> **THE REQUEST**
Reproduce all the entries precisely.

> **SUPPLIED DATA**
# # # # #

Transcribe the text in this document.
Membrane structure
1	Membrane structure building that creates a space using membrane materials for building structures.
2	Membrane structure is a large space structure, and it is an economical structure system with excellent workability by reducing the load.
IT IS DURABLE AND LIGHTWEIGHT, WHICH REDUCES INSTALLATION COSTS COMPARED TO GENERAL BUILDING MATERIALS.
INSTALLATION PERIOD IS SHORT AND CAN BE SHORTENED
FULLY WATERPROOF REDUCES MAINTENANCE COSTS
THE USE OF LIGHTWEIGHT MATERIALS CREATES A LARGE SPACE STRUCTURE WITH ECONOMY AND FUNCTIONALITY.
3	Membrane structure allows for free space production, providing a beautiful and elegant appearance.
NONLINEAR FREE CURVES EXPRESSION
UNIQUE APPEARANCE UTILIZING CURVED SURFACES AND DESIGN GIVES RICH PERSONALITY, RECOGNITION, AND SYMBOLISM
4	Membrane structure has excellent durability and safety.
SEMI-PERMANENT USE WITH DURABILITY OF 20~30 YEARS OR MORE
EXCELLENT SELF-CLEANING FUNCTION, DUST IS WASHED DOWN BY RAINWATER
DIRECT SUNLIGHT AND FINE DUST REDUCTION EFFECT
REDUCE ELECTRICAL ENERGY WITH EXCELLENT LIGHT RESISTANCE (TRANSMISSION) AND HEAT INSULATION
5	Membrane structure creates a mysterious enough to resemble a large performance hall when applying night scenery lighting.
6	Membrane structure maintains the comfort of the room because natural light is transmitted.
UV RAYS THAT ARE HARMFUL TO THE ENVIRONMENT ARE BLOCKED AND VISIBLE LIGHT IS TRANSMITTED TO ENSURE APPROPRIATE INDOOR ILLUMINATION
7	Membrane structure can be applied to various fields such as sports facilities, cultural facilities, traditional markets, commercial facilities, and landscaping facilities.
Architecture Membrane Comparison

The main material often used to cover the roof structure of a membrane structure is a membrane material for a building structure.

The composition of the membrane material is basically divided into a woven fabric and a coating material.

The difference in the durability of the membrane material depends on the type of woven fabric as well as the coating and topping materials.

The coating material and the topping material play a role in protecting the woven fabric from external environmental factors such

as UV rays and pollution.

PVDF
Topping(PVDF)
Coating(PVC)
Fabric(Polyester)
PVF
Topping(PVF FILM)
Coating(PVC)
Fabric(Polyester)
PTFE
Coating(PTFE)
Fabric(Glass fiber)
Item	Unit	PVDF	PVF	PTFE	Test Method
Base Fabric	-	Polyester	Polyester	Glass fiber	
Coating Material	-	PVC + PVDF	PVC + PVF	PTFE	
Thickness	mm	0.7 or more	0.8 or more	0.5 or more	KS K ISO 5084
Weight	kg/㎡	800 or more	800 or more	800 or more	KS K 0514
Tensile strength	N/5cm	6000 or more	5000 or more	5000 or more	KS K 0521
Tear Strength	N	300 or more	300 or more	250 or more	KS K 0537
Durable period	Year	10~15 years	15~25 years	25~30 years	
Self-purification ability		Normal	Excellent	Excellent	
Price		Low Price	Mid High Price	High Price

# # # # #

> **REPLY**
Transcribe the text in this document.
Membrane structure
1	Membrane structure building that creates a space using membrane materials for building structures.
2	Membrane structure is a large space structure, and it is an economical structure system with excellent workability by reducing the load.
IT IS DURABLE AND LIGHTWEIGHT, WHICH REDUCES INSTALLATION COSTS COMPARED TO GENERAL BUILDING MATERIALS.
INSTALLATION PERIOD IS SHORT AND CAN BE SHORTENED
FULLY WATERPROOF REDUCES MAINTENANCE COSTS
THE USE OF LIGHTWEIGHT MATERIALS CREATES A LARGE SPACE STRUCTURE WITH ECONOMY AND FUNCTIONALITY.
3	Membrane structure allows for free space production, providing a beautiful and elegant appearance.
NONLINEAR FREE CURVES EXPRESSION
UNIQUE APPEARANCE UTILIZING CURVED SURFACES AND DESIGN GIVES RICH PERSONALITY, RECOGNITION, AND SYMBOLISM
4	Membrane structure has excellent durability and safety.
SEMI-PERMANENT USE WITH DURABILITY OF 20~30 YEARS OR MORE
EXCELLENT SELF-CLEANING FUNCTION, DUST IS WASHED DOWN BY RAINWATER
DIRECT SUNLIGHT AND FINE DUST REDUCTION EFFECT
REDUCE ELECTRICAL ENERGY WITH EXCELLENT LIGHT RESISTANCE (TRANSMISSION) AND HEAT INSULATION
5	Membrane structure creates a mysterious enough to resemble a large performance hall when applying night scenery lighting.
6	Membrane structure maintains the comfort of the room because natural light is transmitted.
UV RAYS THAT ARE HARMFUL TO THE ENVIRONMENT ARE BLOCKED AND VISIBLE LIGHT IS TRANSMITTED TO ENSURE APPROPRIATE INDOOR ILLUMINATION
7	Membrane structure can be applied to various fields such as sports facilities, cultural facilities, traditional markets, commercial facilities, and landscaping facilities.
Architecture Membrane Comparison

The main material often used to cover the roof structure of a membrane structure is a membrane material for a building structure.

The composition of the membrane material is basically divided into a woven fabric and a coating material.

The difference in the durability of the membrane material depends on the type of woven fabric as well as the coating and topping materials.

The coating material and the topping material play a role in protecting the woven fabric from external environmental factors such

as UV rays and pollution.

PVDF
Topping(PVDF)
Coating(PVC)
Fabric(Polyester)
PVF
Topping(PVF FILM)
Coating(PVC)
Fabric(Polyester)
PTFE
Coating(PTFE)
Fabric(Glass fiber)
Item	Unit	PVDF	PVF	PTFE	Test Method
Base Fabric	-	Polyester	Polyester	Glass fiber	
Coating Material	-	PVC + PVDF	PVC + PVF	PTFE	
Thickness	mm	0.7 or more	0.8 or more	0.5 or more	KS K ISO 5084
Weight	kg/㎡	800 or more	800 or more	800 or more	KS K 0514
Tensile strength	N/5cm	6000 or more	5000 or more	5000 or more	KS K 0521
Tear Strength	N	300 or more	300 or more	250 or more	KS K 0537
Durable period	Year	10~15 years	15~25 years	25~30 years	
Self-purification ability		Normal	Excellent	Excellent	
Price		Low Price	Mid High Price	High Price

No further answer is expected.